---------- Selected passage ----------

Section C - At Marks and Obstructions
Section C rules do not apply at a starting mark surrounded by navigable water or at its anchor line from the time boats are approaching them to start until they have passed them.

I had to dig deep (1998 Wind Bag Regatta) to find a time when we had what the above preamble refers to indirectly: a starting mark not "surrounded by navigable water". Here, the RC are sitting on the mark at the starboard end of the line - the shore!! This is the only kind of starting mark at which rule 18 does apply. At 99.9% of start marks, rule 18 does not apply, hence the greeting: "You're barging!!" when someone tries to squeeze in at the windward end. Allowing buoy room at a start would create chaos!!!

Note though, that last little bit of 18.1(a) which explains that "buoy room" is only suspended when boats are approaching the line to actually start, i.e. you can call for "room" at a start mark with a couple of minutes to go in the countdown (unless you sail in a class where it's common practice to "sit" in your spot on a 100-boat line that early).
Mark-Room  Room for a boat to leave a mark on the required side. Also,
(a) room to sail to the mark when her proper course is to sail close to it, and
(b) room to round the mark as necessary to sail the course.
However, mark-room for a boat does not include room to tack unless she is overlapped inside and to windward of the boat required to give mark-room and she would be fetching the mark after her tack.

Imagine that Geoff Edwards (W9483) and Fred Black (W7379) are about to round mark #4 to starboard. Fred is the inside boat (i.e. he is overlapped on the inside). Assuming he is entitled to mark-room, such room will include only enough room to sail to the mark. As give-way boat (windward), Fred is not entitled to sail his proper course which might well be to approach the mark wide and leave it close (a so-called tactical rounding). Once at the mark, Fred will be entitled to sail proper course as he rounds, and if he is still overlapped with Geoff, mark-room will give him the right to tack at this mark. But as soon as Fred is no longer "at the mark", his mark-room protection from the leeward right-of-way boat ends, and he must as of that moment again keep clear.

---------- Source excerpt ----------

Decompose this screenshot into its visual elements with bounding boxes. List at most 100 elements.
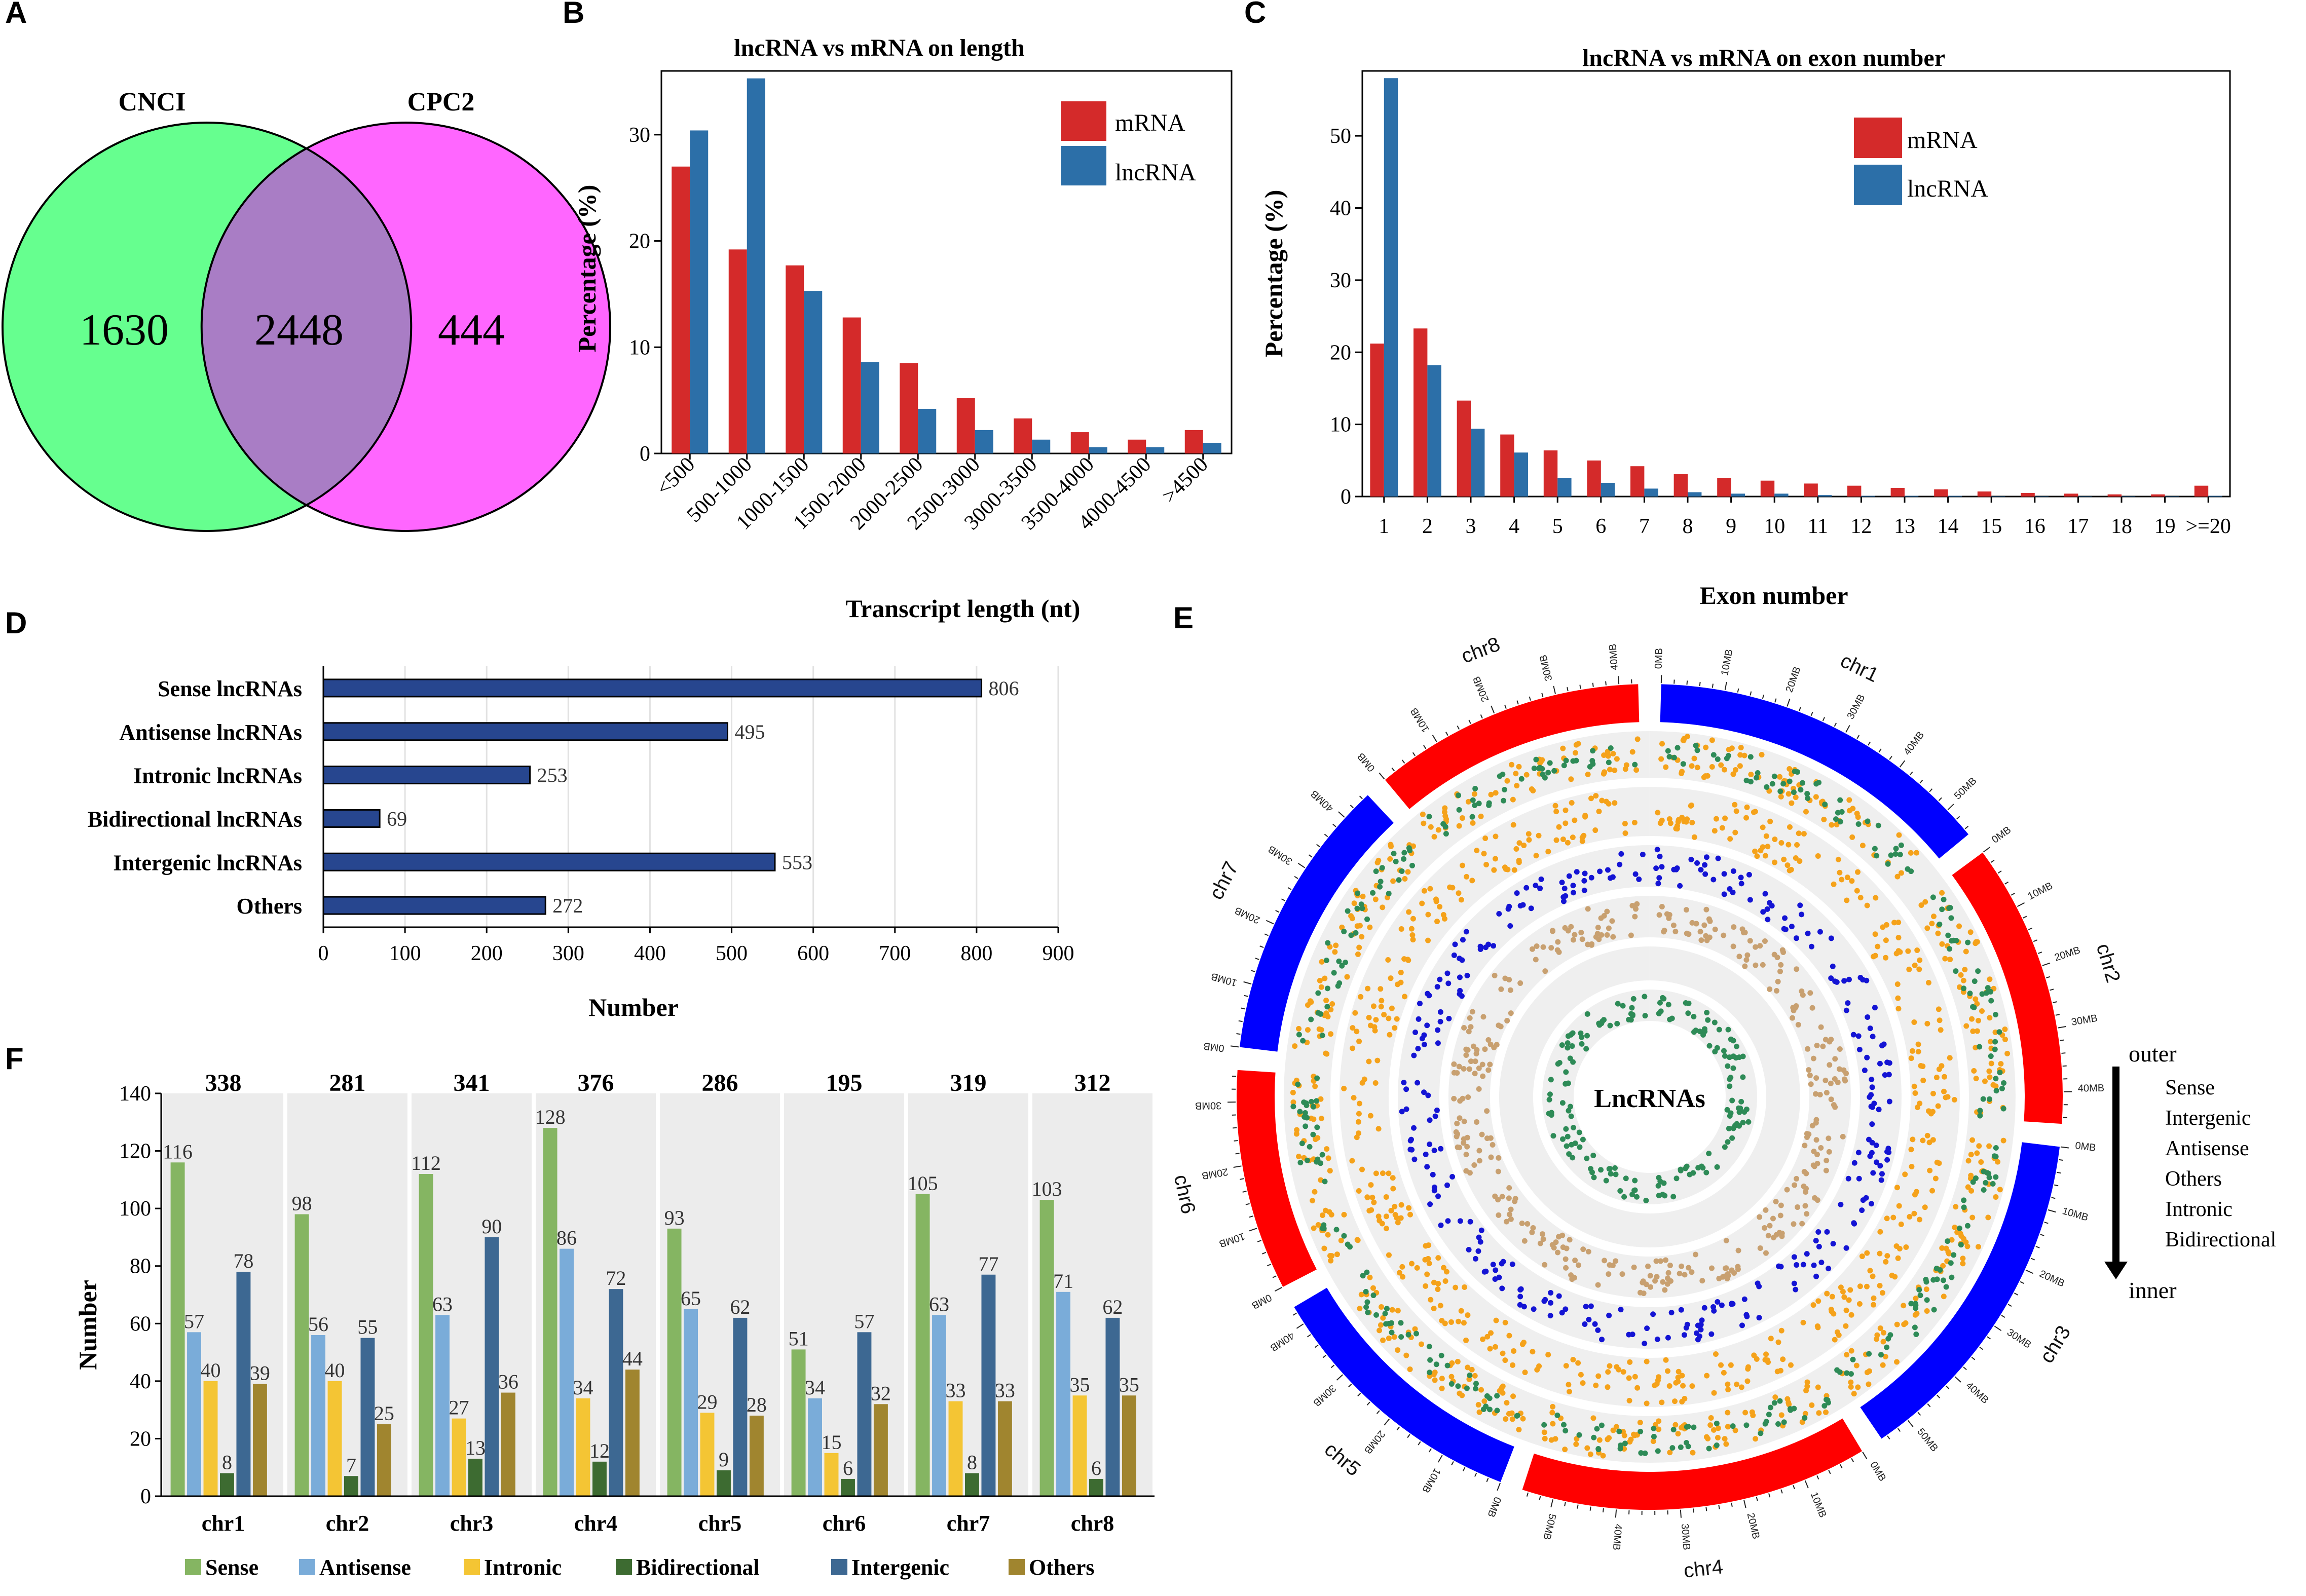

----------

§ What you will do
- a) Translate this sentence from the sailing rules text into Spanish: "Fred is the inside boat (i.e. he is overlapped on the inside)."
- b) In the sailing rules text, why is Fred not entitled to approach mark #4 wide and leave it close?
Answer using only the sailing rules text.

§ Task-by-task outputs
- a) Fred es el barco interior (es decir, está solapado por el lado interior).

- b) Fred is the windward boat, which makes him the give-way boat, so he is not entitled to sail his proper course on the approach. His mark-room includes only enough room to sail to the mark, not room for a tactical rounding.